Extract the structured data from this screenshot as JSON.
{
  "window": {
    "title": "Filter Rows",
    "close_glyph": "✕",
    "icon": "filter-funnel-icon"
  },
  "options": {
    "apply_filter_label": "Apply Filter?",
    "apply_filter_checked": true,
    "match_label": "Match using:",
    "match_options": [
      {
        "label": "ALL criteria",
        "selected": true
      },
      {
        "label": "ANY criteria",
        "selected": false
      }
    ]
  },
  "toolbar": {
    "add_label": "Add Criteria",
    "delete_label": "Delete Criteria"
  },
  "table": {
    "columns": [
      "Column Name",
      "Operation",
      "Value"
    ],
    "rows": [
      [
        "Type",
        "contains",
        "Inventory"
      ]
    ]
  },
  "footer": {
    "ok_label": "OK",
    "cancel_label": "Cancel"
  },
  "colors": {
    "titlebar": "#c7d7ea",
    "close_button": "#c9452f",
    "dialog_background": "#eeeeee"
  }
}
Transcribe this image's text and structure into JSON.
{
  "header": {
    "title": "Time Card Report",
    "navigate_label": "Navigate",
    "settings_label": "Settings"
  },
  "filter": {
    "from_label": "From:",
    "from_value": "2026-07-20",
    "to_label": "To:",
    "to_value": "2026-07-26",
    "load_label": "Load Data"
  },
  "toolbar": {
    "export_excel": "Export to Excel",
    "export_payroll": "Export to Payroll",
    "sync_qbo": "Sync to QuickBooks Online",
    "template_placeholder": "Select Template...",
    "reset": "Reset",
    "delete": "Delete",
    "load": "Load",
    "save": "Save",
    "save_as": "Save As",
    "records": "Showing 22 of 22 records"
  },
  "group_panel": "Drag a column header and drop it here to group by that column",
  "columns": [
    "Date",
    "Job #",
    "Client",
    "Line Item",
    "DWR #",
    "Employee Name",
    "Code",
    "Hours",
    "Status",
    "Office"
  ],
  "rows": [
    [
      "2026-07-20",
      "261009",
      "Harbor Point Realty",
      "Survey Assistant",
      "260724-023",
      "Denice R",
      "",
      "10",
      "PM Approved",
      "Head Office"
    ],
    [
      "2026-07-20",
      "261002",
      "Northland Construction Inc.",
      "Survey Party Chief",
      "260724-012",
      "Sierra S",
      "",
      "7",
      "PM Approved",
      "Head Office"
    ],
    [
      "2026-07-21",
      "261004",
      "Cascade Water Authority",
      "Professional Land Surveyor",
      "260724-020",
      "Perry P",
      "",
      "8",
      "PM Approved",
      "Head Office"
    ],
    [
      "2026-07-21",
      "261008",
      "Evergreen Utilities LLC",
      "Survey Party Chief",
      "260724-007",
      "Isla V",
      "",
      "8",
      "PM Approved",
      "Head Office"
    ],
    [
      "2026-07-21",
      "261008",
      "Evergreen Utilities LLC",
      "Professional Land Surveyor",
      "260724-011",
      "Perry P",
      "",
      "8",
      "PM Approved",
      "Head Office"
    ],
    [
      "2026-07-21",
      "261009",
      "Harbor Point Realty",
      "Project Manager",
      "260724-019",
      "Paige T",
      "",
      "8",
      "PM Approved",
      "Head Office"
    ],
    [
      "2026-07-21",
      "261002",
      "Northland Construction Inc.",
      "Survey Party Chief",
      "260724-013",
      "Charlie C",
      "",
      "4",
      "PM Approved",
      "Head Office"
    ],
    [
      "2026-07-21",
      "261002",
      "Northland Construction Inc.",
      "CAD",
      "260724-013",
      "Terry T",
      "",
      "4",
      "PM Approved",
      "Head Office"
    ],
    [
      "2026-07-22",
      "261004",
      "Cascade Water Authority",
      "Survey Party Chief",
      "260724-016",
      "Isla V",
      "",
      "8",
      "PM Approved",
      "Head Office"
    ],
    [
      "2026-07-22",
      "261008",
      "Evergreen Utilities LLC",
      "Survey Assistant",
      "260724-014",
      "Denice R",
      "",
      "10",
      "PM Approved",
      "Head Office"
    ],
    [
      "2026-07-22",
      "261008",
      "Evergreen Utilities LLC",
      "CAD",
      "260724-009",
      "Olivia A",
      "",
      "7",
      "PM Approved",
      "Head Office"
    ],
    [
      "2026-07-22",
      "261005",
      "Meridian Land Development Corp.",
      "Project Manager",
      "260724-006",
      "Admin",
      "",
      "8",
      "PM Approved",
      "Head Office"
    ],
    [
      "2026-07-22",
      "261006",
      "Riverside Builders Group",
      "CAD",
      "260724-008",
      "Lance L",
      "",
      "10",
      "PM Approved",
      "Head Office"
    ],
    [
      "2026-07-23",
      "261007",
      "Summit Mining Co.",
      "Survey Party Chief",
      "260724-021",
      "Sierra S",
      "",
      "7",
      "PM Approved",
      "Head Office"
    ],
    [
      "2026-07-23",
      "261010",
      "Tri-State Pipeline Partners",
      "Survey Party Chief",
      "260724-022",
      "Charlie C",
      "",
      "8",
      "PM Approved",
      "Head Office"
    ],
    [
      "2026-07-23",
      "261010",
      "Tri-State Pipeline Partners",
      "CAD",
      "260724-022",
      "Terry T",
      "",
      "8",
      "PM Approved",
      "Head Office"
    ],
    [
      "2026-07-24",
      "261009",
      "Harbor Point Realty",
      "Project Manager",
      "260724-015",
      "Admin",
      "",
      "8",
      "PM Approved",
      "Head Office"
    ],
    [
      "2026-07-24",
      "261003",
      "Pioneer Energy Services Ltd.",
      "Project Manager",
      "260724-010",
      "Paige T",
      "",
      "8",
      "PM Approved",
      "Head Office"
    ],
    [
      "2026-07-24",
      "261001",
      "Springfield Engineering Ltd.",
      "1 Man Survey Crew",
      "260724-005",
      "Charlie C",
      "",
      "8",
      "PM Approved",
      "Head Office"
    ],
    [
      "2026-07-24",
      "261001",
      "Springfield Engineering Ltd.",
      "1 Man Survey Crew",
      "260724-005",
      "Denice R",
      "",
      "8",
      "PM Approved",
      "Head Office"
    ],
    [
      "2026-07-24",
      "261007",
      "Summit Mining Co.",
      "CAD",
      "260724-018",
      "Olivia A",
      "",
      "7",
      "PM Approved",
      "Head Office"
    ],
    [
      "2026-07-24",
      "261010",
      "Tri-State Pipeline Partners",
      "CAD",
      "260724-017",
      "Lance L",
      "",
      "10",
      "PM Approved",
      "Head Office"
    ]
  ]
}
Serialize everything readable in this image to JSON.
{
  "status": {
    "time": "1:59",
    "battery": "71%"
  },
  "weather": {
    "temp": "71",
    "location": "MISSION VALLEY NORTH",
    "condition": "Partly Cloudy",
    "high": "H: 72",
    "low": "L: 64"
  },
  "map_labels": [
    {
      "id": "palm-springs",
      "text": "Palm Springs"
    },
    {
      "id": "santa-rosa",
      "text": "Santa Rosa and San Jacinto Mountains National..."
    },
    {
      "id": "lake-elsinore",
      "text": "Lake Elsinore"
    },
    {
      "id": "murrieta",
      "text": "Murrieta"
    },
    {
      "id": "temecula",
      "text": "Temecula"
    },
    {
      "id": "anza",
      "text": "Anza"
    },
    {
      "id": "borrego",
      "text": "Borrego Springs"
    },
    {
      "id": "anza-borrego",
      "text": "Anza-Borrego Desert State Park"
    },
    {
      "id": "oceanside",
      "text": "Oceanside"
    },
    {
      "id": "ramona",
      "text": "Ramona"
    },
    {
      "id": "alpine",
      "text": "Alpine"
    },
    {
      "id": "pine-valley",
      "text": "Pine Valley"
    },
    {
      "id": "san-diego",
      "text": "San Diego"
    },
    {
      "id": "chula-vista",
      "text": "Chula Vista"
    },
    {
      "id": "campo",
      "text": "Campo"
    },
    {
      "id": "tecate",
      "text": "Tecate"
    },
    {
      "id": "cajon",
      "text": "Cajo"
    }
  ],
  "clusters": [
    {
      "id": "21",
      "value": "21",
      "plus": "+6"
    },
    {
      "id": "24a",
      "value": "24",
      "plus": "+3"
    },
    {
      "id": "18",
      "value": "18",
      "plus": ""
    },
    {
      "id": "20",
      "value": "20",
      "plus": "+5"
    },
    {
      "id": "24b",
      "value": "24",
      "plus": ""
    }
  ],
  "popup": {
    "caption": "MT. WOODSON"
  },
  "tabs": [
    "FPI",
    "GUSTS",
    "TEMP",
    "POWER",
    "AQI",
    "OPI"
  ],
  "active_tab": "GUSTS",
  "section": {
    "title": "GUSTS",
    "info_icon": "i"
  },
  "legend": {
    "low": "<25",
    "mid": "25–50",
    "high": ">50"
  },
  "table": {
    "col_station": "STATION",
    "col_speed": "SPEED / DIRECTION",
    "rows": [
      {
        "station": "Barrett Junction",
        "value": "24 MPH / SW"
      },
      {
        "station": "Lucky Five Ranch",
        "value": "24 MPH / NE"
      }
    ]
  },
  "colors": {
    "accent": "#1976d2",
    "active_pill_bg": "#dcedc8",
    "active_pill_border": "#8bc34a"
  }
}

============================================================

# WHAT IS ASKED:
For each line above that contains the word "Delete", copy that line.

# RESULT OF THE TASK:
    "delete_label": "Delete Criteria"
    "delete": "Delete",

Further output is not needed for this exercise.